━━━━━ TEKST ŹRÓDŁOWY ━━━━━

7 listopada 2024

loader

Legia znów na czele

W 10. kolejce doszło do zmiany lidera rozgrywek. Broniąca mistrzowskiego tytułu Legia Warszawa po wygranej na wyjeździe z Cracovią 1:0 zepchnęła z pierwszego miejsca Raków Częstochowa, który stracił dwa punkty remisując z Lechem z Poznaniu 3:3. Do zmiany doszło też na dnie ligowej tabeli.

Niedzielne spotkanie Legii z Cracovią wywołało sporo niezdrowych emocji, do czego przyczynił się sędziujący spotkanie Piotr Lasyk. Arbiter najpierw nie podyktował rzutu karnego dla Legii po faulu Michala Siplaka na Luquinhasie, a w doliczonym czasie gry dla równowagi nie obdarował „jedenastką” Cracovii po ewidentnym zagraniu ręką Tomasa Pekhharta w polu karnym warszawskiej drużyny. Analizy po meczu przeprowadzone w programie Canal+ „Liga+Extra” wykazały, że o ile Legii karny się nie należał, to w przypadku zagrania ręką Pekharta arbiter popełnił błąd. Problem w tym, że Lasyk przy ocenie tej kontrowersyjnej sytuacji skorzystał z systemu VAR, a mimo to z sobie tylko wiadomego powodu „jedenastki” nie podyktował.
Nic dziwnego, że trener „Pasów” Michał Probierz nie krył po meczu irytacji i w wypowiedzi udzielonej przed kamerami Canal+ nie bez złośliwości zauważył, że ta decyzja sędziego potwierdza, że w tej chwili chyba nikt już nie wie, w którym momencie zagranie piłki ręką jest przewinieniem, a w którym nie.
A trener Probierz ma to do siebie, że jak już zacznie pyszczyć w jednej sprawie, to przy okazji wypowiada się też w kilku innych. Po meczu z Legią stanął w obronie selekcjonera kadry Jerzego Brzęczka. Inna sprawa, że został do tego trochę sprowokowany niezbyt mądrym pytaniem dziennikarza, czy podjąłby się poprowadzenia reprezentacji Polski. „Poprowadzić kadrę to ja mogę, ale Kadrę Rembertów” – zażartował cierpko szkoleniowiec „Pasów”. Oby sobie nie wywróżył, bo po tym sezonie kończy mu się kontrakt z krakowskim klubem, a wyniki póki co ma w tym sezonie takie sobie.

━━━━━ PODANY MATERIAŁ ━━━━━

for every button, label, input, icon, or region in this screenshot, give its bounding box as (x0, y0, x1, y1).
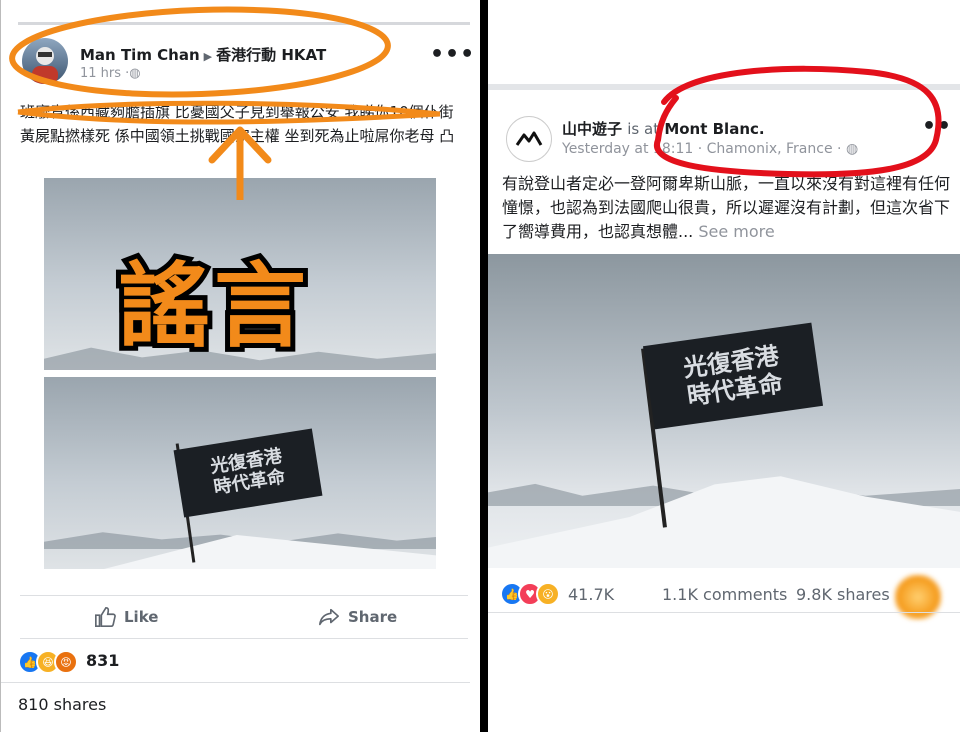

━━━━━

◆ **ZADANIA DO ĆWICZENIA**
[a] Jakim wynikiem zakończył się mecz Rakowa Częstochowa z Lechem według artykułu o 10. kolejce ligi?
[b] Podaj wszystkie kluby, których mecze opisuje artykuł o 10. kolejce ligi.
[c] Dopisz dalszy ciąg artykułu o 10. kolejce ligi, zaczynając od miejsca, w którym się urywa.
Materiał nie będzie tu potrzebny.

◆ **WYNIKI ĆWICZENIA**
[a] Remisem 3:3.

[b] Legia Warszawa, Cracovia, Raków Częstochowa, Lech

[c]
Zwracając zaś do decyzji sędziego Lasyka, powinna zostać porządnie zweryfikowana przez jego przełożonych, bo skoro obejrzał zapis spornej sytuacji na wideo, to musiał zauważyć, że Pekhart wystawił rękę, nieznacznie, ale jednak, w kierunku nadlatującej piłki po strzale na bramkę oddanym przez gracza przeciwnej drużyny. Cracovii należał się rzut karny i gdyby został odgwizdany, Legia nie wywiozłaby z Krakowa kompletu punktów i nie objęła prowadzenia w tabeli. Na tym etapie rozgrywek nie ma to na szczęście istotnego znaczenia, bo jak słusznie zauważył trener Legii Czesław Michniewicz, dzisiaj mało kto pamięta który zespół w poprzednim sezonie był liderem po 10. kolejce. A do końca rywalizacji pozostało jeszcze do rozegrania 20 kolejek i jest do zdobycia 60 punktów. Mistrzostwo Polski może więc jeszcze wywalczyć teoretycznie każdy z 16 zespołów.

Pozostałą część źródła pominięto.